(Problem to solve): Turn only the rows below, from the one containing "Decompose this screenshot" through the one containing "residual-point xyxy=(364,471,371,478)", into a Markdown table with two columns, Number and Content. Number the rows in order and leave out any blank lines.

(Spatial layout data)

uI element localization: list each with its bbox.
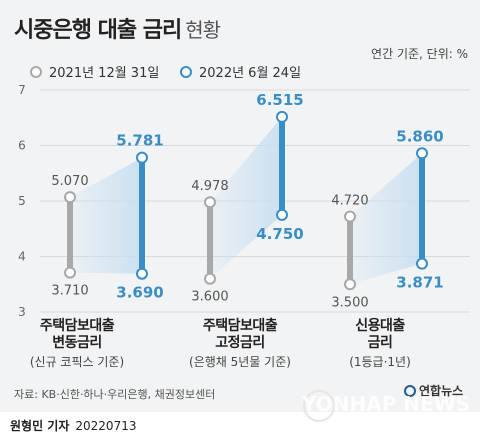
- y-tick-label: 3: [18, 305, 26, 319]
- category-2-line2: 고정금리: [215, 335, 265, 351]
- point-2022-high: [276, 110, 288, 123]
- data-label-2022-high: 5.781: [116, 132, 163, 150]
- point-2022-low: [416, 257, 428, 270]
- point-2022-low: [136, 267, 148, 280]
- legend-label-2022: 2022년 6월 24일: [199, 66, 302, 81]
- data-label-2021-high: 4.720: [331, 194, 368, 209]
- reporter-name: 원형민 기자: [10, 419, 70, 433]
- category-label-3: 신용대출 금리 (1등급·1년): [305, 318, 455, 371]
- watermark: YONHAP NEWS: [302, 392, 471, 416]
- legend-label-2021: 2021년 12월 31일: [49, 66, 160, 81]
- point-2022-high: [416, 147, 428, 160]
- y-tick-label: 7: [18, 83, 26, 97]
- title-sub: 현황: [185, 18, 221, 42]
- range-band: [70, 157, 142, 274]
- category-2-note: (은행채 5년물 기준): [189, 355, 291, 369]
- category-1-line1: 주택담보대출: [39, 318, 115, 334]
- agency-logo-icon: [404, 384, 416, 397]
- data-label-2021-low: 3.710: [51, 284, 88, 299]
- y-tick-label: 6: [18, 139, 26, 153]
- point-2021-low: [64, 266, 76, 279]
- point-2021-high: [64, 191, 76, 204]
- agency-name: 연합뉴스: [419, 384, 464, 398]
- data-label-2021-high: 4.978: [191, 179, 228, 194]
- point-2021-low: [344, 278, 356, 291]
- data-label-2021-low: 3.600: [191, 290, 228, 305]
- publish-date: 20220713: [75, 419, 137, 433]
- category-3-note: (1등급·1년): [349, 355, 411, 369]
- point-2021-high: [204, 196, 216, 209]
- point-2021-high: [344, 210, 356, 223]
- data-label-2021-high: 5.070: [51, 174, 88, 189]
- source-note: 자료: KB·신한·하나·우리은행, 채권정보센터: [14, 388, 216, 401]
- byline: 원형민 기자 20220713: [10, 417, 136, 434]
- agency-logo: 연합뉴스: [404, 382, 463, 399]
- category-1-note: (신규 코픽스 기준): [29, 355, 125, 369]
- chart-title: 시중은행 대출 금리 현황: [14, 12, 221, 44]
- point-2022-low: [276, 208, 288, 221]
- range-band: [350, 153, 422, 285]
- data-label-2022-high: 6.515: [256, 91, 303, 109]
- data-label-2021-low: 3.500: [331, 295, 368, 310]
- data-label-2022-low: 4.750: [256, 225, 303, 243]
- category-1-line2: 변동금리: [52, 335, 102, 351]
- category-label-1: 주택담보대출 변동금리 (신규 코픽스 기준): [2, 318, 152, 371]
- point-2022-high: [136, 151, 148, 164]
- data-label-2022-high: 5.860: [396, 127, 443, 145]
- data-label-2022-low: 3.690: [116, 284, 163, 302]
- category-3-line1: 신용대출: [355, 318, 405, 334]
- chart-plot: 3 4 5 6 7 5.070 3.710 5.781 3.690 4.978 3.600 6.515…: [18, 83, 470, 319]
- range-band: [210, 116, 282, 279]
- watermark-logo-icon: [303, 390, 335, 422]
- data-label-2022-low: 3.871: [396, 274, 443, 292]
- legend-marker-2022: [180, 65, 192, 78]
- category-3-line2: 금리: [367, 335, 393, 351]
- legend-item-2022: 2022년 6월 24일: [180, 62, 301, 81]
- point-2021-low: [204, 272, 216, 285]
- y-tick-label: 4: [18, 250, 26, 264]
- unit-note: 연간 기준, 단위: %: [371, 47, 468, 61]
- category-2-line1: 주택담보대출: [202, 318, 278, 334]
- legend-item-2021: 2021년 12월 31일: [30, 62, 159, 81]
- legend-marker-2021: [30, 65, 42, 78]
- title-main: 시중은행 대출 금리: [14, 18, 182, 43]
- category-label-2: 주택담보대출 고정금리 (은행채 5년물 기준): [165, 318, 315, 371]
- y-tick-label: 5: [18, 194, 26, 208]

---

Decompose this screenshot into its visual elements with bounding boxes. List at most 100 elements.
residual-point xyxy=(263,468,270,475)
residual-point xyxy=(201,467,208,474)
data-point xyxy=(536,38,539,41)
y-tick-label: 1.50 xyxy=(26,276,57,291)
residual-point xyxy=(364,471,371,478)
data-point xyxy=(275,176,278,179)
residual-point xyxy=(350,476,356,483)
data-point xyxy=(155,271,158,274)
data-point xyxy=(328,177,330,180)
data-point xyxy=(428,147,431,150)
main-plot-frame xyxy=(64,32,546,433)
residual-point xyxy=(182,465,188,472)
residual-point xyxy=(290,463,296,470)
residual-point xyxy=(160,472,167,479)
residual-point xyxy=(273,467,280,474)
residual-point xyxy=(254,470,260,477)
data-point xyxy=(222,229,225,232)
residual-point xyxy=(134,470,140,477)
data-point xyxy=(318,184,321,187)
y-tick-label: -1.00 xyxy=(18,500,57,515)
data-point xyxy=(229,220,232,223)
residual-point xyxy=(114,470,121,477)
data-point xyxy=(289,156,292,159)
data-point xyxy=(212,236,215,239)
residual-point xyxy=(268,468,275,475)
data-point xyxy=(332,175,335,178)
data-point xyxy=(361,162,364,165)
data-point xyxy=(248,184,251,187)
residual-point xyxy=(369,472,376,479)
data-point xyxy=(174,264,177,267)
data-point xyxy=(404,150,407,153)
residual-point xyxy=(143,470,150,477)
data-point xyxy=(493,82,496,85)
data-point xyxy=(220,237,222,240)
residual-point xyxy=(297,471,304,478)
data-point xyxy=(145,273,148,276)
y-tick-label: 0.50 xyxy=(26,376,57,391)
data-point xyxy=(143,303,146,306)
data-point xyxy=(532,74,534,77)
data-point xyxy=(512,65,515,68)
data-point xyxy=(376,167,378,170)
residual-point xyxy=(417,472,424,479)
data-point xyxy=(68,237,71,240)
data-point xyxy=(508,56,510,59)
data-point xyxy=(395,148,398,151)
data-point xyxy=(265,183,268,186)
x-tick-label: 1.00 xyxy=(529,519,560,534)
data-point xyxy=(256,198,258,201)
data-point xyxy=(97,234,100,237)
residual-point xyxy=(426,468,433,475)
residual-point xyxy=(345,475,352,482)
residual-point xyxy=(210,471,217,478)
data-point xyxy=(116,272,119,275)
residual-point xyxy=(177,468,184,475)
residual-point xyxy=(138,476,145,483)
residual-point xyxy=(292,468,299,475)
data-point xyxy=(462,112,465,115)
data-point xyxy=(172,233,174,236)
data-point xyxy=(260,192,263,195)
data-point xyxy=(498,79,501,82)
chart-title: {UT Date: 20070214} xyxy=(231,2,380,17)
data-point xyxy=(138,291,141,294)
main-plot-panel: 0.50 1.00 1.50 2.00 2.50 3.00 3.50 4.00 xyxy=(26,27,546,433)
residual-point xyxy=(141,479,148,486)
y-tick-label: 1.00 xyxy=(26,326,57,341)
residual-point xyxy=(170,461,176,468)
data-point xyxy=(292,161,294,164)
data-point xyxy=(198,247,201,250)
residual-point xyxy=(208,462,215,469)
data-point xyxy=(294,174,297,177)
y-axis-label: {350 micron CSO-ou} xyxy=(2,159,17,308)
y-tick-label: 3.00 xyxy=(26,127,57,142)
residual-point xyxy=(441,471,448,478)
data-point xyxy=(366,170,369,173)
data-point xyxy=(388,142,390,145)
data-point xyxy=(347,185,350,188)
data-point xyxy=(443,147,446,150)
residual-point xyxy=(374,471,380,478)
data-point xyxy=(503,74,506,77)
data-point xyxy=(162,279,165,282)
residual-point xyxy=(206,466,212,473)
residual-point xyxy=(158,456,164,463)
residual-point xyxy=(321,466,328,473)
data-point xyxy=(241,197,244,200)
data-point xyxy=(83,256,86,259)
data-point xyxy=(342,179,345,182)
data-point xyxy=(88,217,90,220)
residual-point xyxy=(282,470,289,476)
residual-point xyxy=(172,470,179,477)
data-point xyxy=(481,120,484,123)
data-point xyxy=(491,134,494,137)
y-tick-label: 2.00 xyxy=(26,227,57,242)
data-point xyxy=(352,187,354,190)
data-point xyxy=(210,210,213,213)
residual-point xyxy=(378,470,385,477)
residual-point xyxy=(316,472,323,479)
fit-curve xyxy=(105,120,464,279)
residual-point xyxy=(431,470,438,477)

(Worked solution):
| Number | Content |
|---|---|
| 1 | Decompose this screenshot into its visual elements with bounding boxes. List at most 100 elements. |
| 2 | residual-point xyxy=(263,468,270,475) |
| 3 | residual-point xyxy=(201,467,208,474) |
| 4 | data-point xyxy=(536,38,539,41) |
| 5 | y-tick-label: 1.50 xyxy=(26,276,57,291) |
| 6 | residual-point xyxy=(364,471,371,478) |